Exercise requirements
Write the lines out exactly as they stand, from the one containing "Output a JSON" through the one containing "Extract the structured", and only those. Omit pictures.

=== Provided records ===

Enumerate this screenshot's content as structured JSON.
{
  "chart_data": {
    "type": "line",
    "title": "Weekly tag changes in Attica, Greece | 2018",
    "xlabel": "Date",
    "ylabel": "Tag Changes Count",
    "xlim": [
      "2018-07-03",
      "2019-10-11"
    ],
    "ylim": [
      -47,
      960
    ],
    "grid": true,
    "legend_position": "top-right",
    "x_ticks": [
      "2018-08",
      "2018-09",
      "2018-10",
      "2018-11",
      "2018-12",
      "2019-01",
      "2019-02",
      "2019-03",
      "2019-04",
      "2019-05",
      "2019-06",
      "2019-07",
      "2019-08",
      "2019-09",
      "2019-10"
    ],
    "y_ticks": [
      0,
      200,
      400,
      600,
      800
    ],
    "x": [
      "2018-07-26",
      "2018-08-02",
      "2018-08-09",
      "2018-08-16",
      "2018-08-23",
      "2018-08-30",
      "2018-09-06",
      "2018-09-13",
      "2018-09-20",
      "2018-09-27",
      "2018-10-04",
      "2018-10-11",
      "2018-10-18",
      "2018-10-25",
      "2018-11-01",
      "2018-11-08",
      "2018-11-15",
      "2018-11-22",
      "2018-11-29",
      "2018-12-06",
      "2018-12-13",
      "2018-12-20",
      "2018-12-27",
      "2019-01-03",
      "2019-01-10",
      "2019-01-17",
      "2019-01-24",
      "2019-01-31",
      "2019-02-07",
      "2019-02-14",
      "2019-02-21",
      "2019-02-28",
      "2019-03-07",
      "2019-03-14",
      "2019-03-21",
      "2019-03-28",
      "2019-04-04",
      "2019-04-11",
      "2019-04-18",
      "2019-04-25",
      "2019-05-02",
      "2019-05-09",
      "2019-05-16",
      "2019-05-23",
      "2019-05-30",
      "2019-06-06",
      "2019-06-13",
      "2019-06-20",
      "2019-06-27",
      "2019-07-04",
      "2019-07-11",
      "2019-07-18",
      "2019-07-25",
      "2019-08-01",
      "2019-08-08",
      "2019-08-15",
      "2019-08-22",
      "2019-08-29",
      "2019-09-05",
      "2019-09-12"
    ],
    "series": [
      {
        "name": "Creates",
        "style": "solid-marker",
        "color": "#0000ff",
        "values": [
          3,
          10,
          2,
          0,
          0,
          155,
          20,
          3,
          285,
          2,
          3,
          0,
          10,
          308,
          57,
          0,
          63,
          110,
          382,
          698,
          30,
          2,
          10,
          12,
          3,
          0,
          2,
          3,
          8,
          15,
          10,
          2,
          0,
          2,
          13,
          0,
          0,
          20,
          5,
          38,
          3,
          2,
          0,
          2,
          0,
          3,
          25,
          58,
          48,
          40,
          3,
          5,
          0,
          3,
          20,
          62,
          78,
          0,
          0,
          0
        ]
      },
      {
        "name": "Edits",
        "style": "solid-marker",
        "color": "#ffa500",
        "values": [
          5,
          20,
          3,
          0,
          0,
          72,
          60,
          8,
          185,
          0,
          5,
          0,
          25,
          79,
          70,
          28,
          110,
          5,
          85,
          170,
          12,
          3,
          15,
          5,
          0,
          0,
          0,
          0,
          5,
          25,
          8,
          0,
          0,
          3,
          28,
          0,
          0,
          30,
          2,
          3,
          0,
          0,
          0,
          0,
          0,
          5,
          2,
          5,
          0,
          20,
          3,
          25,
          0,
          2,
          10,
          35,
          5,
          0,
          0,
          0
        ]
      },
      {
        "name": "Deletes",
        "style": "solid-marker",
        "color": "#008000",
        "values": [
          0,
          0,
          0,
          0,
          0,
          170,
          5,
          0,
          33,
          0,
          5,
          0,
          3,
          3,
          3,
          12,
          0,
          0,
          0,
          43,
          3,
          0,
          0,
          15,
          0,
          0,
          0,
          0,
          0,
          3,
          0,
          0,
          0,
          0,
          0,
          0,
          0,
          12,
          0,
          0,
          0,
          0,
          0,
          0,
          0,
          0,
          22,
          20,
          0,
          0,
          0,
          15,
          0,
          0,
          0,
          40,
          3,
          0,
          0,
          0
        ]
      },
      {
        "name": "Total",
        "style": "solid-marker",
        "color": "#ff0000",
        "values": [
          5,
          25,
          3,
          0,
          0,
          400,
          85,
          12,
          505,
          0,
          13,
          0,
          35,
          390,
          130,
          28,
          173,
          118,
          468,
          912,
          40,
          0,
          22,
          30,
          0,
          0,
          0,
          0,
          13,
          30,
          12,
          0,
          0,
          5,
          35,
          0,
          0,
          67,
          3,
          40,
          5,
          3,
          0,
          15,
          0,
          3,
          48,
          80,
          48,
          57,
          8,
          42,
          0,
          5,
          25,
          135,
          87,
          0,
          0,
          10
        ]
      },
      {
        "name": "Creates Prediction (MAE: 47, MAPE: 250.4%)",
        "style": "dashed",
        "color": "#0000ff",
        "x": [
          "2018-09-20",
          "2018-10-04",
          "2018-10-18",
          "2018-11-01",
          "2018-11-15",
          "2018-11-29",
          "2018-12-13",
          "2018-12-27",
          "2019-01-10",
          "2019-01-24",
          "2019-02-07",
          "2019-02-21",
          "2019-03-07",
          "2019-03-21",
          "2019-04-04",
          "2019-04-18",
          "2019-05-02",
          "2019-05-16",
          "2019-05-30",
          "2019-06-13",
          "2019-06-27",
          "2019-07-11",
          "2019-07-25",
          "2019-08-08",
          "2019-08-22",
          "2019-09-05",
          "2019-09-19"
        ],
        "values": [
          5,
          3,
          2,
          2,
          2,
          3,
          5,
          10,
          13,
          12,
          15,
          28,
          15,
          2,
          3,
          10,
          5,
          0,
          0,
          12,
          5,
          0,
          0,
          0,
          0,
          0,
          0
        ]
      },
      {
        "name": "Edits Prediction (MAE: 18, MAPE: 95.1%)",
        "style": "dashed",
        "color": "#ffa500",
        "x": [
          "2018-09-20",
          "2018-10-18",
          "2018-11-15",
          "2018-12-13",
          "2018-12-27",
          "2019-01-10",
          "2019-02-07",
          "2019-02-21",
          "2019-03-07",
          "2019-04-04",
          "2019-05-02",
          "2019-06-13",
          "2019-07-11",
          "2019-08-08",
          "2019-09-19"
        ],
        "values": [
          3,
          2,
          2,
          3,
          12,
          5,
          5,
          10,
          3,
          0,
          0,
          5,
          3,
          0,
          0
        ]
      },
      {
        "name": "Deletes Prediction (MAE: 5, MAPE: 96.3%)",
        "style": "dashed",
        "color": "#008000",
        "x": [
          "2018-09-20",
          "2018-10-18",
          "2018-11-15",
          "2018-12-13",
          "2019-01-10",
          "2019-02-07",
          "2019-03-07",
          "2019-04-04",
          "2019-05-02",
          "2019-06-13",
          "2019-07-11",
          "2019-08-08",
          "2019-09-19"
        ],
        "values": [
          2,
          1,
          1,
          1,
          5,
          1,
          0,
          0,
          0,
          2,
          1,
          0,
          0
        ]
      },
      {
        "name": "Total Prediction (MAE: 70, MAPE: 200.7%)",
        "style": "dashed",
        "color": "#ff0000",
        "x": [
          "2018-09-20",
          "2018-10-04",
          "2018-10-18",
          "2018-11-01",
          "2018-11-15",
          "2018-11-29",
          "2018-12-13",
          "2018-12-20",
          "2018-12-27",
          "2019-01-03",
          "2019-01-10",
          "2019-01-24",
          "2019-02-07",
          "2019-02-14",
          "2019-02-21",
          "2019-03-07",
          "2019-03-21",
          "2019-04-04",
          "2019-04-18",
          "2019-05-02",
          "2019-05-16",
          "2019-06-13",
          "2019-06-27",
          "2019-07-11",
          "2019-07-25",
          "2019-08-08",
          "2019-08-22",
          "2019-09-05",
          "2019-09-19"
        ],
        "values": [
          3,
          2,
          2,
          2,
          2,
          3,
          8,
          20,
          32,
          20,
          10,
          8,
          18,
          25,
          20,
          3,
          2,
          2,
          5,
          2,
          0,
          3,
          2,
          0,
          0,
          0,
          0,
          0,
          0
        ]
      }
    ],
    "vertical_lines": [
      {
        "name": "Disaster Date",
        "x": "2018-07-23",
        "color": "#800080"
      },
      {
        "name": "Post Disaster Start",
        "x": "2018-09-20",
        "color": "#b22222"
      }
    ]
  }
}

===
=== Provided records ===

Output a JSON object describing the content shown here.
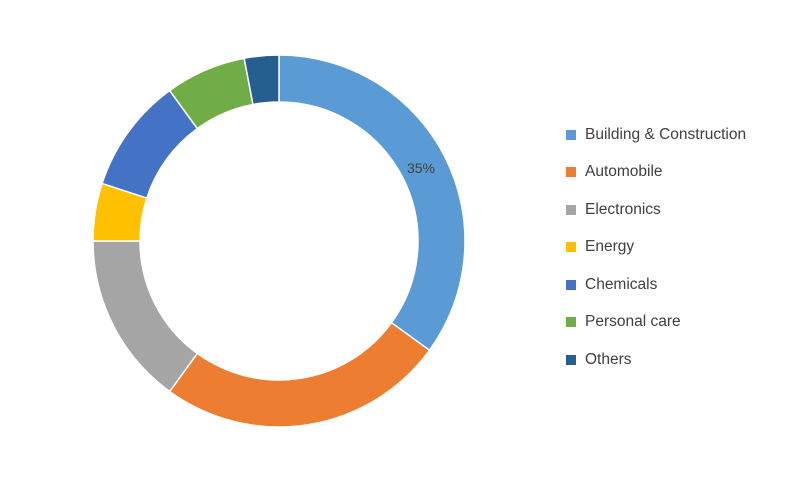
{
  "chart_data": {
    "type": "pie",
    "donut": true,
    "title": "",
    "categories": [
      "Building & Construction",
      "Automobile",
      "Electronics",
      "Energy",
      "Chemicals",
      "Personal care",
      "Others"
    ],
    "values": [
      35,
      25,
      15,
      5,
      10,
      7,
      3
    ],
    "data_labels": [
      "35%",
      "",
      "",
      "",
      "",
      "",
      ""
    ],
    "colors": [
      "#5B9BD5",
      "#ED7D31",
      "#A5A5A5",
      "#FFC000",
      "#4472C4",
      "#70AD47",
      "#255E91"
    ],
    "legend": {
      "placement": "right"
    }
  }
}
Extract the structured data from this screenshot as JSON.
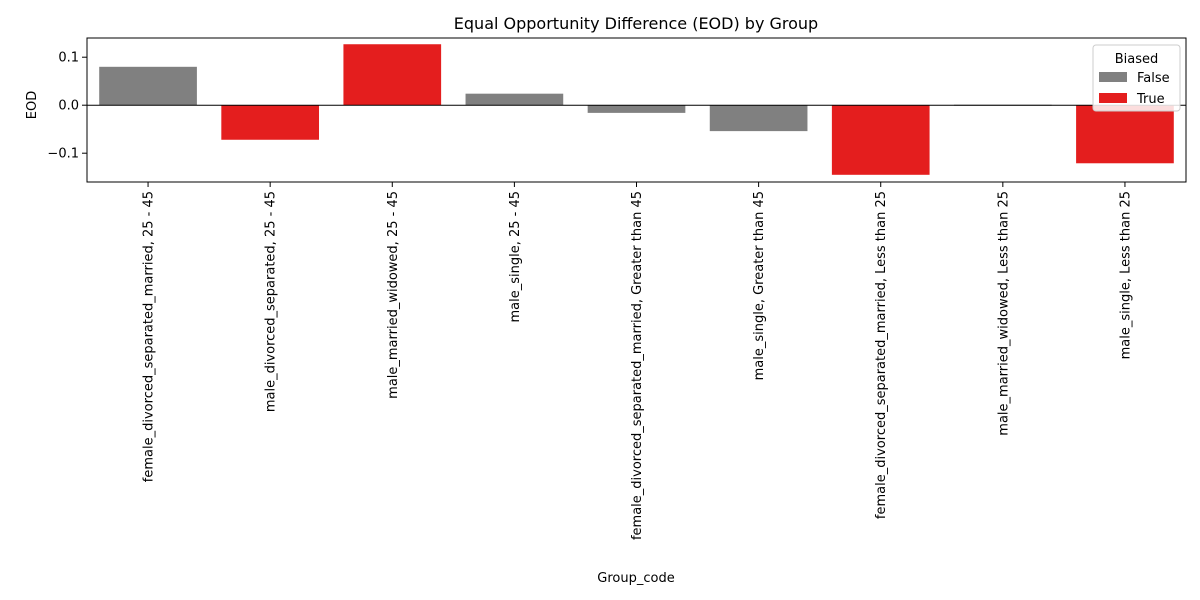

===
=== Provided records ===

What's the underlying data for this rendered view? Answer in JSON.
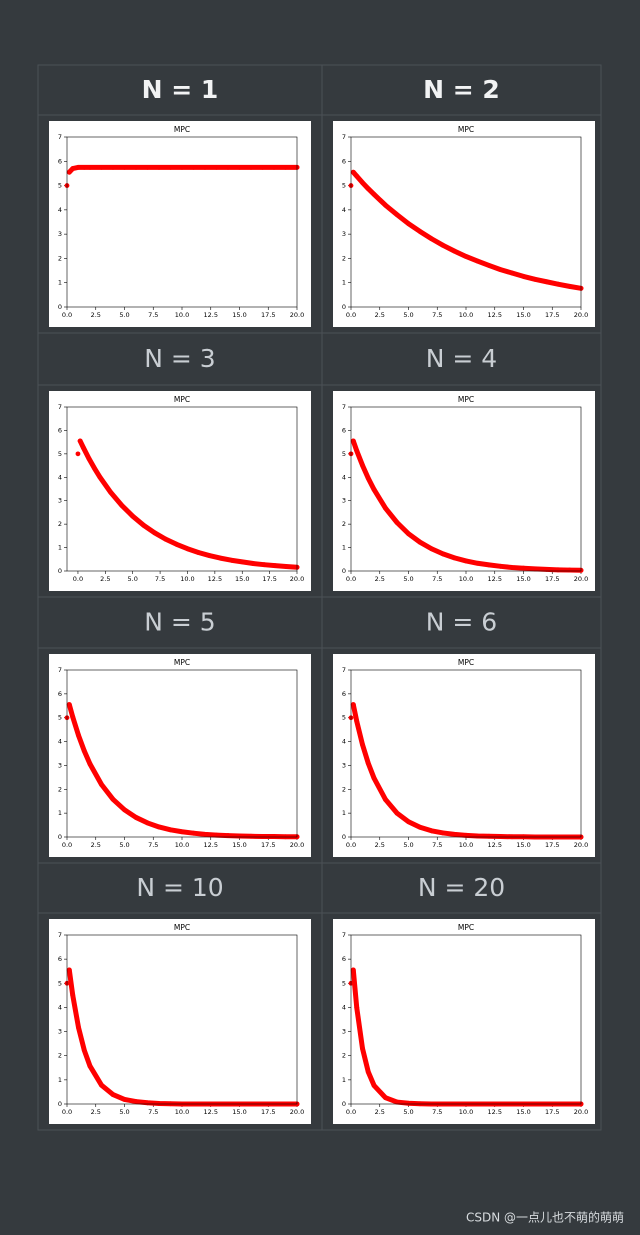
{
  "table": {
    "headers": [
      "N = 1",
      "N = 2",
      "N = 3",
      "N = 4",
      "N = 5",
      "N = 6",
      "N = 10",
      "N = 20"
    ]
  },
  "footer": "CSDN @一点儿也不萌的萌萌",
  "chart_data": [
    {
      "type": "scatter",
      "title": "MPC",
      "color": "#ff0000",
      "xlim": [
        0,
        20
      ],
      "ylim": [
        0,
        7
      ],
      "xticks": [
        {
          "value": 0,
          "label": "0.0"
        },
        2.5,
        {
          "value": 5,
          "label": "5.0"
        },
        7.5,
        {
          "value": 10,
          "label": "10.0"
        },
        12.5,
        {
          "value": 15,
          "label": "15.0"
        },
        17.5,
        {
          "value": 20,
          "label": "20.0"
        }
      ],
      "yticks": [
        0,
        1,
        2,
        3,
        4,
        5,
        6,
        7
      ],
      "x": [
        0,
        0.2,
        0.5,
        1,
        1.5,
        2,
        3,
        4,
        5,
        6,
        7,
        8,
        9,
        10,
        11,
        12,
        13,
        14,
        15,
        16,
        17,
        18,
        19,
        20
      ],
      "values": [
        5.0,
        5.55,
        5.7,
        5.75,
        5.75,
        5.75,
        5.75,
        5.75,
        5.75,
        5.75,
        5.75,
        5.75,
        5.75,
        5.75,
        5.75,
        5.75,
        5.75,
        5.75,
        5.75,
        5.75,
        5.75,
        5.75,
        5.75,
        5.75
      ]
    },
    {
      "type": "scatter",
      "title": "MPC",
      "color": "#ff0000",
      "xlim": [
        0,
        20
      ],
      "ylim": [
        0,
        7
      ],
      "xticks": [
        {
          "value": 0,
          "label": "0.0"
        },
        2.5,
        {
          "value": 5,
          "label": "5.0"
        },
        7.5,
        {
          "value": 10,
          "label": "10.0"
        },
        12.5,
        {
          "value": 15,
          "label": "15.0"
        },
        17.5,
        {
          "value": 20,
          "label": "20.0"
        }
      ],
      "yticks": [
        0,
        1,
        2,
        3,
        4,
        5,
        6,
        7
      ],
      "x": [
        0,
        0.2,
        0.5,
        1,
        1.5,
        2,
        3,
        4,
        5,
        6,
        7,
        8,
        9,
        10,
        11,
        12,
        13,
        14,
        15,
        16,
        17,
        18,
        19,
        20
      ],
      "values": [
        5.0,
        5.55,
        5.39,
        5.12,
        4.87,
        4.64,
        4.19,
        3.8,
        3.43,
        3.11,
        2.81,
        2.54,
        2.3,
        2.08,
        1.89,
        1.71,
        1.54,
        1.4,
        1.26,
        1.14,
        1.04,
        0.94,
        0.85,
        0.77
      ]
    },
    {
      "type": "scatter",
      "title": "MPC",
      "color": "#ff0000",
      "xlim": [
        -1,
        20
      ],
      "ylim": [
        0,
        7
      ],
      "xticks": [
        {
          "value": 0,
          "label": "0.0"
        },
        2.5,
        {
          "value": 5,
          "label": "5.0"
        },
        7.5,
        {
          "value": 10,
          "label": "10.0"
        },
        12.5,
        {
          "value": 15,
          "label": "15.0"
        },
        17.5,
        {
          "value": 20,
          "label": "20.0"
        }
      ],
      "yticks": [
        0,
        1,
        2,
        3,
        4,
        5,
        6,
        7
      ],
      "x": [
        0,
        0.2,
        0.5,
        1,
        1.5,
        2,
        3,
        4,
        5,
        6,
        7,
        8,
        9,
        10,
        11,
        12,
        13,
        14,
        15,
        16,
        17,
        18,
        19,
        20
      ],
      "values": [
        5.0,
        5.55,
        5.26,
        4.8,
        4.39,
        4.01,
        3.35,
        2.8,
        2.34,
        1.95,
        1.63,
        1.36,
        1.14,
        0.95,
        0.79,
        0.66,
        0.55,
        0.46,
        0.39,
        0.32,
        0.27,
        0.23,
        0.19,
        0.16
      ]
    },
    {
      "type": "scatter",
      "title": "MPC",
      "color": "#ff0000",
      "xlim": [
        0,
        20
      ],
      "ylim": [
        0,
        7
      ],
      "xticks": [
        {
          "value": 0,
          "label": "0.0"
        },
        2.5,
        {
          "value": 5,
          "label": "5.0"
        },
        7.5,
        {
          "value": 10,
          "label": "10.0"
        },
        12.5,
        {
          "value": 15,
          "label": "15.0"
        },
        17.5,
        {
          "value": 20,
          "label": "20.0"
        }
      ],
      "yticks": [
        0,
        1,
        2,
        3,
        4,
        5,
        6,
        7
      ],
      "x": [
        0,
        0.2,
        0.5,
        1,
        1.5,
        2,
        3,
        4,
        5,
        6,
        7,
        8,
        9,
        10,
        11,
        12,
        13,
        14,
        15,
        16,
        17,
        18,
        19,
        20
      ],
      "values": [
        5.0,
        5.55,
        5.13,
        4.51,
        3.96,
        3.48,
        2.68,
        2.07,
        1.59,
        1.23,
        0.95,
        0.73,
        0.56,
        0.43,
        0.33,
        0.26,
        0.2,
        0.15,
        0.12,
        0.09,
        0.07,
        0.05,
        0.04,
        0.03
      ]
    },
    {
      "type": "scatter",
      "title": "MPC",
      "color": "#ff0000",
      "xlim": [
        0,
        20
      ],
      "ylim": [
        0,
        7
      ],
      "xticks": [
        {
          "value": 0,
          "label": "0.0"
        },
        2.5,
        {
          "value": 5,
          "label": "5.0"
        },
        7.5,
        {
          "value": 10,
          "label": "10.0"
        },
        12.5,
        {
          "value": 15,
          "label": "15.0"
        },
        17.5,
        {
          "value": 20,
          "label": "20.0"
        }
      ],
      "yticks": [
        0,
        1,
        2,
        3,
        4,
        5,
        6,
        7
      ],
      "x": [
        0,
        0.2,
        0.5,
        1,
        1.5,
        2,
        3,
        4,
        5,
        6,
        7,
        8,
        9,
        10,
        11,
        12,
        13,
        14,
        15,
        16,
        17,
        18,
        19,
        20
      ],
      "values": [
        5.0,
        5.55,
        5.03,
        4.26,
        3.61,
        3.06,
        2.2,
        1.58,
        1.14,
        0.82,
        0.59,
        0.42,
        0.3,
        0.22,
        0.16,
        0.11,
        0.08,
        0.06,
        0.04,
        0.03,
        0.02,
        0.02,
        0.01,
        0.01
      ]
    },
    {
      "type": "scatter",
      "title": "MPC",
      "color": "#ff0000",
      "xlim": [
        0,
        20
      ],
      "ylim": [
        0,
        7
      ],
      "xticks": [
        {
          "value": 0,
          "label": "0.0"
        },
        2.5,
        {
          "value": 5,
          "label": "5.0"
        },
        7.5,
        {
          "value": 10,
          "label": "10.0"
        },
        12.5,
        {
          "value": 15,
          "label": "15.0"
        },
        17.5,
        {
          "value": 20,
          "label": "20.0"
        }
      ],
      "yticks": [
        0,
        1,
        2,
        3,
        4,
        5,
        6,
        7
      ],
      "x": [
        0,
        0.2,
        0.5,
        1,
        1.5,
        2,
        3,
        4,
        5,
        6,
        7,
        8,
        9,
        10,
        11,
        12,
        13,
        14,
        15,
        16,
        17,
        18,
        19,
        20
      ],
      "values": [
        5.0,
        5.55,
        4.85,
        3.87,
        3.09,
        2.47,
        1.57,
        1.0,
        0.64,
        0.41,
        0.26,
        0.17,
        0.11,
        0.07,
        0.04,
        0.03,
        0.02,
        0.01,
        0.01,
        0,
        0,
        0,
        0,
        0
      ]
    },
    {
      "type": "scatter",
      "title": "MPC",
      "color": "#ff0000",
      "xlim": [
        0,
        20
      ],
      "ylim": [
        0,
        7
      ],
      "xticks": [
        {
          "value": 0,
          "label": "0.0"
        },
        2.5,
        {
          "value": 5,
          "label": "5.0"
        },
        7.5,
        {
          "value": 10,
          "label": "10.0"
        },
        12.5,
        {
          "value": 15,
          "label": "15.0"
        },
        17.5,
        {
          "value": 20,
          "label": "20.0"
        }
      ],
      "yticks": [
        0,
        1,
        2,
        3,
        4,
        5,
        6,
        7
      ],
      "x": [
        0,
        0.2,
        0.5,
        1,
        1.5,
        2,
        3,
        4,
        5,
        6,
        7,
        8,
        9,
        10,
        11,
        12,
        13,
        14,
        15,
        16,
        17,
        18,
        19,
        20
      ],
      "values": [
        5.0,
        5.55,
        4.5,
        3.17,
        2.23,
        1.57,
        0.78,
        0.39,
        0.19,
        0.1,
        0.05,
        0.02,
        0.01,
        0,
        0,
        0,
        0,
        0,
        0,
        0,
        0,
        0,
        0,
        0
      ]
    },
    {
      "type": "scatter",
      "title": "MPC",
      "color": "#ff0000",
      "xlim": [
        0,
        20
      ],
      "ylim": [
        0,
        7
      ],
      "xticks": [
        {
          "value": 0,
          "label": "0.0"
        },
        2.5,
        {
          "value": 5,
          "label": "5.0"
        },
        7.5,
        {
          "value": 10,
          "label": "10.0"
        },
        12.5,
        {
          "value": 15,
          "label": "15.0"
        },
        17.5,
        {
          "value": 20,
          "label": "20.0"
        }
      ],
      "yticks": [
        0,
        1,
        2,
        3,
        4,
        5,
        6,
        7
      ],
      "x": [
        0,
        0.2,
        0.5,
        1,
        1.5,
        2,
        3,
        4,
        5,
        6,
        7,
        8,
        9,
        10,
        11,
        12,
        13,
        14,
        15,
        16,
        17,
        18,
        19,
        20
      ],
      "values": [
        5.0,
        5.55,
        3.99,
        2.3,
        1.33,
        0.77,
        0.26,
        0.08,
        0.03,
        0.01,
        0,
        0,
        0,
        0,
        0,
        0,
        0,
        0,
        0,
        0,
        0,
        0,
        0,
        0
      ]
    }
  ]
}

===

Solved exercise
Output a JSON object describing the content shown here.
{
  "chart_data": {
    "type": "pie",
    "donut": true,
    "title": "",
    "categories": [
      "Building & Construction",
      "Automobile",
      "Electronics",
      "Energy",
      "Chemicals",
      "Personal care",
      "Others"
    ],
    "values": [
      35,
      25,
      15,
      5,
      10,
      7,
      3
    ],
    "data_labels": [
      "35%",
      "",
      "",
      "",
      "",
      "",
      ""
    ],
    "colors": [
      "#5B9BD5",
      "#ED7D31",
      "#A5A5A5",
      "#FFC000",
      "#4472C4",
      "#70AD47",
      "#255E91"
    ],
    "legend": {
      "placement": "right"
    }
  }
}
Extract the structured data from this screenshot as JSON.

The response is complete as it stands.